┏━━

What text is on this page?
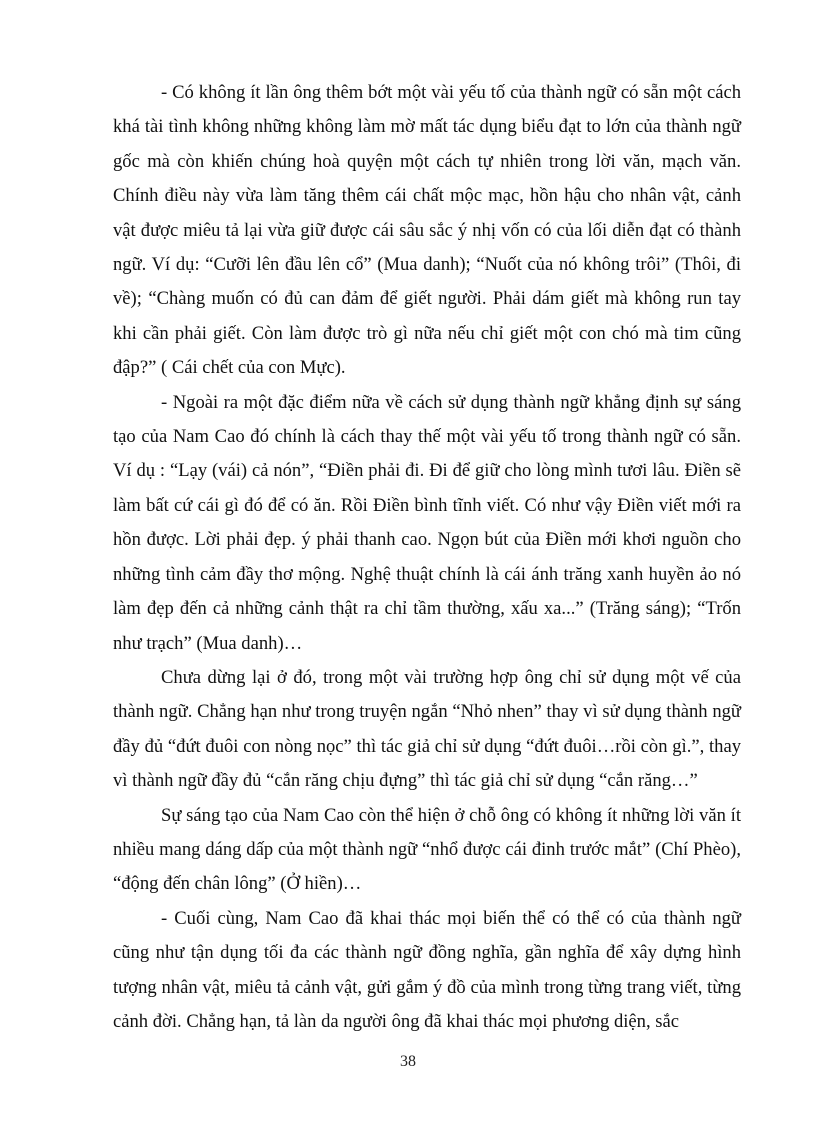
- Có không ít lần ông thêm bớt một vài yếu tố của thành ngữ có sẵn một cách khá tài tình không những không làm mờ mất tác dụng biểu đạt to lớn của thành ngữ gốc mà còn khiến chúng hoà quyện một cách tự nhiên trong lời văn, mạch văn. Chính điều này vừa làm tăng thêm cái chất mộc mạc, hồn hậu cho nhân vật, cảnh vật được miêu tả lại vừa giữ được cái sâu sắc ý nhị vốn có của lối diễn đạt có thành ngữ. Ví dụ: “Cưỡi lên đầu lên cổ” (Mua danh); “Nuốt của nó không trôi” (Thôi, đi về); “Chàng muốn có đủ can đảm để giết người. Phải dám giết mà không run tay khi cần phải giết. Còn làm được trò gì nữa nếu chỉ giết một con chó mà tim cũng đập?” ( Cái chết của con Mực).

- Ngoài ra một đặc điểm nữa về cách sử dụng thành ngữ khẳng định sự sáng tạo của Nam Cao đó chính là cách thay thế một vài yếu tố trong thành ngữ có sẵn. Ví dụ : “Lạy (vái) cả nón”, “Điền phải đi. Đi để giữ cho lòng mình tươi lâu. Điền sẽ làm bất cứ cái gì đó để có ăn. Rồi Điền bình tĩnh viết. Có như vậy Điền viết mới ra hồn được. Lời phải đẹp. ý phải thanh cao. Ngọn bút của Điền mới khơi nguồn cho những tình cảm đầy thơ mộng. Nghệ thuật chính là cái ánh trăng xanh huyền ảo nó làm đẹp đến cả những cảnh thật ra chỉ tầm thường, xấu xa...” (Trăng sáng); “Trốn như trạch” (Mua danh)…

Chưa dừng lại ở đó, trong một vài trường hợp ông chỉ sử dụng một vế của thành ngữ. Chẳng hạn như trong truyện ngắn “Nhỏ nhen” thay vì sử dụng thành ngữ đầy đủ “đứt đuôi con nòng nọc” thì tác giả chỉ sử dụng “đứt đuôi…rồi còn gì.”, thay vì thành ngữ đầy đủ “cắn răng chịu đựng” thì tác giả chỉ sử dụng “cắn răng…”

Sự sáng tạo của Nam Cao còn thể hiện ở chỗ ông có không ít những lời văn ít nhiều mang dáng dấp của một thành ngữ “nhổ được cái đinh trước mắt” (Chí Phèo), “động đến chân lông” (Ở hiền)…

- Cuối cùng, Nam Cao đã khai thác mọi biến thể có thể có của thành ngữ cũng như tận dụng tối đa các thành ngữ đồng nghĩa, gần nghĩa để xây dựng hình tượng nhân vật, miêu tả cảnh vật, gửi gắm ý đồ của mình trong từng trang viết, từng cảnh đời. Chẳng hạn, tả làn da người ông đã khai thác mọi phương diện, sắc

38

┗━━

Short task » Working from the material above, transcribe it exactly while omitting pictures.

Result for this task »
What text is on this page?
- Có không ít lần ông thêm bớt một vài yếu tố của thành ngữ có sẵn một cách khá tài tình không những không làm mờ mất tác dụng biểu đạt to lớn của thành ngữ gốc mà còn khiến chúng hoà quyện một cách tự nhiên trong lời văn, mạch văn. Chính điều này vừa làm tăng thêm cái chất mộc mạc, hồn hậu cho nhân vật, cảnh vật được miêu tả lại vừa giữ được cái sâu sắc ý nhị vốn có của lối diễn đạt có thành ngữ. Ví dụ: “Cưỡi lên đầu lên cổ” (Mua danh); “Nuốt của nó không trôi” (Thôi, đi về); “Chàng muốn có đủ can đảm để giết người. Phải dám giết mà không run tay khi cần phải giết. Còn làm được trò gì nữa nếu chỉ giết một con chó mà tim cũng đập?” ( Cái chết của con Mực).

- Ngoài ra một đặc điểm nữa về cách sử dụng thành ngữ khẳng định sự sáng tạo của Nam Cao đó chính là cách thay thế một vài yếu tố trong thành ngữ có sẵn. Ví dụ : “Lạy (vái) cả nón”, “Điền phải đi. Đi để giữ cho lòng mình tươi lâu. Điền sẽ làm bất cứ cái gì đó để có ăn. Rồi Điền bình tĩnh viết. Có như vậy Điền viết mới ra hồn được. Lời phải đẹp. ý phải thanh cao. Ngọn bút của Điền mới khơi nguồn cho những tình cảm đầy thơ mộng. Nghệ thuật chính là cái ánh trăng xanh huyền ảo nó làm đẹp đến cả những cảnh thật ra chỉ tầm thường, xấu xa...” (Trăng sáng); “Trốn như trạch” (Mua danh)…

Chưa dừng lại ở đó, trong một vài trường hợp ông chỉ sử dụng một vế của thành ngữ. Chẳng hạn như trong truyện ngắn “Nhỏ nhen” thay vì sử dụng thành ngữ đầy đủ “đứt đuôi con nòng nọc” thì tác giả chỉ sử dụng “đứt đuôi…rồi còn gì.”, thay vì thành ngữ đầy đủ “cắn răng chịu đựng” thì tác giả chỉ sử dụng “cắn răng…”

Sự sáng tạo của Nam Cao còn thể hiện ở chỗ ông có không ít những lời văn ít nhiều mang dáng dấp của một thành ngữ “nhổ được cái đinh trước mắt” (Chí Phèo), “động đến chân lông” (Ở hiền)…

- Cuối cùng, Nam Cao đã khai thác mọi biến thể có thể có của thành ngữ cũng như tận dụng tối đa các thành ngữ đồng nghĩa, gần nghĩa để xây dựng hình tượng nhân vật, miêu tả cảnh vật, gửi gắm ý đồ của mình trong từng trang viết, từng cảnh đời. Chẳng hạn, tả làn da người ông đã khai thác mọi phương diện, sắc

38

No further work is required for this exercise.